• **SUPPLIED TEXT**
** begin **
Monday, April 10, 2006

Moment #551. Chinese declined. Mon, Apr 10, 2006.

04/10/2006. I went to a hole-in-the-wall type Chinese restaurant in a strip mall in another part of town. It had the standard backlit pictures of food, and the stack of menus printed by the same printer as almost every other Chinese restaurant.

I orderd at the counter, and sat down, and put out the two kinds of Chinese and an English Book of Mormon.

I had brought in an inexpensive ($3.50) bilingual Chinese/English New Testament, but I had left it in my bag, and did not place it on the table. I probably should have put it out on my table.

They called out my order for me to pick it up at the counter when it was ready. I was thinking I'd have to go back to the counter when I was done to make a book offer, but one of the employees came by to clean up tables, and I engaged her in conversation.

I asked if she was from Taiwan or China, and she said China. I showed her the Simplified Chinese Book of Mormon, and explained it was free and that I would like to give it to her, but she clearly turned it down. I don't think I even got around to showing her there was a parallel English translation. I don't know if that would have made a difference.

When she got back behind the counter, she told one of the other employees about it, because I could make out the words "mo mon gia" a couple of times.

The Chinese word that the LDS translators used for "book" in "Book of Mormon", gia, is the same word used for "Bible". If you look at the covers, you can see that the symbol is the same. This almost always confuses Chinese Christians into thinking that we use the Book of Mormon to replace the Holy Bible. So her clear avoidance of my offer could have meant she was a member of one of the local Chinese churches.

I didn't think it proper to approach any of the other employees. There was an Hispanic employee who was on break, and I probably could have approached him, but I would have had to go out to the car for a Spanish copy. I had taken in my small bag, with just Chinese and English copies. My larger bag that I use for larger Asian restaurants has Chinese, English, Indonesian, Korean, Cambodian, Vietnamese, and Spanish.

I'm going to vary my approach next time and put out the inexpensive paperback Chinese/English New Testament. Unfortunately, it only comes in Traditional (Taiwan-style) Chinese, and not Simplified Chinese. International Bible Society has a bilingual Chinese/English Bible in Simplfied style, but it's a $20 hardback, a little too expensive for me to give away. Though I don't mind giving out the $3.50 Tradtional Chinese/English paperback New Testament.

2 Comments:

At 4/17/2006 06:35:00 PM, Anonymous Anonymous said...
** end **
• **Element placement data**
** begin **
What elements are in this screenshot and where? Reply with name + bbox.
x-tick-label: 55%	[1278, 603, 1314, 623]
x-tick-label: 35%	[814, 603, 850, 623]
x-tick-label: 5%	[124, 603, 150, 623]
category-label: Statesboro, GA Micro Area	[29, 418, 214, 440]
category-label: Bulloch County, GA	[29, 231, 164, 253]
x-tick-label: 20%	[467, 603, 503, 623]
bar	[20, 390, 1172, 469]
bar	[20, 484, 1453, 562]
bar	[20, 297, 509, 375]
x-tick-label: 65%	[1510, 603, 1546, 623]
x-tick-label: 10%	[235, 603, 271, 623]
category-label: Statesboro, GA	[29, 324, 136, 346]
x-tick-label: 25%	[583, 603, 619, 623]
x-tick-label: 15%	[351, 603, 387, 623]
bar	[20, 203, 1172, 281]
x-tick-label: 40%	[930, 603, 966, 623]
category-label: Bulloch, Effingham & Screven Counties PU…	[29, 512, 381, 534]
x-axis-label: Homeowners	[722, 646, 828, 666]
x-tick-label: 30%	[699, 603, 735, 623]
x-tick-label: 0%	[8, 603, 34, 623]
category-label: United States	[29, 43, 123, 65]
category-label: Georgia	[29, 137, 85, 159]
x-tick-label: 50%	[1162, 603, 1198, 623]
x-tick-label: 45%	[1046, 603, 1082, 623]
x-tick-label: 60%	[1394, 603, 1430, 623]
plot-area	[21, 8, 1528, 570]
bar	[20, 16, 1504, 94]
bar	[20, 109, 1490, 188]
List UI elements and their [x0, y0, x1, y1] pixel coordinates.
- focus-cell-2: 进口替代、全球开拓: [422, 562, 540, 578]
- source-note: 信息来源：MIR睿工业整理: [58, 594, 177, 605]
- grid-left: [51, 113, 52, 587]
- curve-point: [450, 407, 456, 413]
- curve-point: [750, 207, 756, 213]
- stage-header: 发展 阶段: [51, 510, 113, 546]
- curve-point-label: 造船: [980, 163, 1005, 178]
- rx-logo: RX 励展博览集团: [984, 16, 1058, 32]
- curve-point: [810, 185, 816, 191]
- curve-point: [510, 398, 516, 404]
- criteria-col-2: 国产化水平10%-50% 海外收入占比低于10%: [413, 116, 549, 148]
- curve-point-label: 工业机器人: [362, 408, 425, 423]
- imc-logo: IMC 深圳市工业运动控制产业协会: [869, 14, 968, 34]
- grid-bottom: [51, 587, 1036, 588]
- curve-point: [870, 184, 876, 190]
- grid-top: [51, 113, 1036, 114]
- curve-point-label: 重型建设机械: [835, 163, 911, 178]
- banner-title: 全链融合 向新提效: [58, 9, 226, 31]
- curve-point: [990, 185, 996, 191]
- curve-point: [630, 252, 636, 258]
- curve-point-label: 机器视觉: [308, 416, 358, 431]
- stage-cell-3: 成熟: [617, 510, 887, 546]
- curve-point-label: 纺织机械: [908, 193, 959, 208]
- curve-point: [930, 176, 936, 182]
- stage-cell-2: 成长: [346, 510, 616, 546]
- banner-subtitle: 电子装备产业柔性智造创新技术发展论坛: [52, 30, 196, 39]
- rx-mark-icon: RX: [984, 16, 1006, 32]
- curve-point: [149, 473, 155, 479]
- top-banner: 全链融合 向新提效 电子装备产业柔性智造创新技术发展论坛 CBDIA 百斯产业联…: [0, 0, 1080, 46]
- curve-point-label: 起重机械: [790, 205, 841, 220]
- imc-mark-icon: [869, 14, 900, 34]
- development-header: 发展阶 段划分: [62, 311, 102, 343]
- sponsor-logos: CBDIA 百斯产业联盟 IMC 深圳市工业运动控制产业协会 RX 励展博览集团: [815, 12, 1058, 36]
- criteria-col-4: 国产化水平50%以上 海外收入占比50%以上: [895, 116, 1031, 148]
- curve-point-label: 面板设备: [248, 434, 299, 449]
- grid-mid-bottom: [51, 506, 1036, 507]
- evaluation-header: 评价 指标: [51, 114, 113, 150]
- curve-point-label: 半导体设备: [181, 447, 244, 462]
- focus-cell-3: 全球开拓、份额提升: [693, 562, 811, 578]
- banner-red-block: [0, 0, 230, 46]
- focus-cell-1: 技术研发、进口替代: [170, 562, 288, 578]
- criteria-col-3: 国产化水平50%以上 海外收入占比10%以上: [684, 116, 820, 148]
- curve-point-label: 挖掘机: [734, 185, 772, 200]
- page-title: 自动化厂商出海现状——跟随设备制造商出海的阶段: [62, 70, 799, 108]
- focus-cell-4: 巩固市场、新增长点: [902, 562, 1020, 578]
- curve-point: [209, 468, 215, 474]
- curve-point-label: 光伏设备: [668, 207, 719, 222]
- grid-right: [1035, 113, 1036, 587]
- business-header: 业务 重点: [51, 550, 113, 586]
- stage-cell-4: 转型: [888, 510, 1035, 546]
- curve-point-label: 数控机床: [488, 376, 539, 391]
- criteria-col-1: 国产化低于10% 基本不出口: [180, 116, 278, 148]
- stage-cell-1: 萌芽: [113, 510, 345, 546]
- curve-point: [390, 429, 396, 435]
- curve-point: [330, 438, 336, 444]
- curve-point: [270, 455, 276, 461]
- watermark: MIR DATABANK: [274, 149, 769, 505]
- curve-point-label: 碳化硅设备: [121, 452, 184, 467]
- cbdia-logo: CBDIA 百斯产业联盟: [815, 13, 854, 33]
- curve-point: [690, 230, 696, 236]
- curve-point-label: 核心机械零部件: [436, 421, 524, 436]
** end **
• **EXERCISE DETAILS**
Reproduce the passage of the blog post between "Monday, April 10, 2006" and "on my table.", inclusive. These lines bear no relation to the blog post.

• **RESULT OF THIS EXERCISE**
Monday, April 10, 2006

Moment #551. Chinese declined. Mon, Apr 10, 2006.

04/10/2006. I went to a hole-in-the-wall type Chinese restaurant in a strip mall in another part of town. It had the standard backlit pictures of food, and the stack of menus printed by the same printer as almost every other Chinese restaurant.

I orderd at the counter, and sat down, and put out the two kinds of Chinese and an English Book of Mormon.

I had brought in an inexpensive ($3.50) bilingual Chinese/English New Testament, but I had left it in my bag, and did not place it on the table. I probably should have put it out on my table.